* **EXERCISE REQUIREMENTS**: Take each line containing the word "specific" and copy it.

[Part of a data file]
•••

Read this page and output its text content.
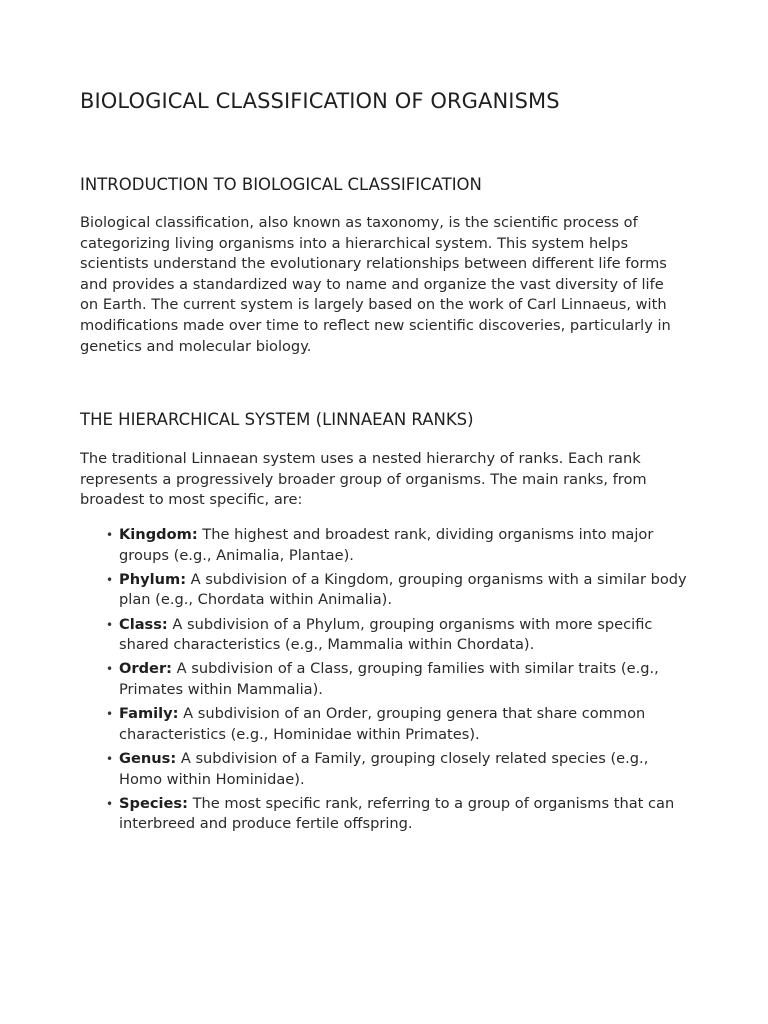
BIOLOGICAL CLASSIFICATION OF ORGANISMS
INTRODUCTION TO BIOLOGICAL CLASSIFICATION

Biological classification, also known as taxonomy, is the scientific process of categorizing living organisms into a hierarchical system. This system helps scientists understand the evolutionary relationships between different life forms and provides a standardized way to name and organize the vast diversity of life on Earth. The current system is largely based on the work of Carl Linnaeus, with modifications made over time to reflect new scientific discoveries, particularly in genetics and molecular biology.

THE HIERARCHICAL SYSTEM (LINNAEAN RANKS)

The traditional Linnaean system uses a nested hierarchy of ranks. Each rank represents a progressively broader group of organisms. The main ranks, from broadest to most specific, are:

• Kingdom: The highest and broadest rank, dividing organisms into major groups (e.g., Animalia, Plantae).
• Phylum: A subdivision of a Kingdom, grouping organisms with a similar body plan (e.g., Chordata within Animalia).
• Class: A subdivision of a Phylum, grouping organisms with more specific shared characteristics (e.g., Mammalia within Chordata).
• Order: A subdivision of a Class, grouping families with similar traits (e.g., Primates within Mammalia).
• Family: A subdivision of an Order, grouping genera that share common characteristics (e.g., Hominidae within Primates).
• Genus: A subdivision of a Family, grouping closely related species (e.g., Homo within Hominidae).
• Species: The most specific rank, referring to a group of organisms that can interbreed and produce fertile offspring.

•••

* **OUTPUT FOR THIS EXERCISE**:
The traditional Linnaean system uses a nested hierarchy of ranks. Each rank represents a progressively broader group of organisms. The main ranks, from broadest to most specific, are:
• Class: A subdivision of a Phylum, grouping organisms with more specific shared characteristics (e.g., Mammalia within Chordata).
• Species: The most specific rank, referring to a group of organisms that can interbreed and produce fertile offspring.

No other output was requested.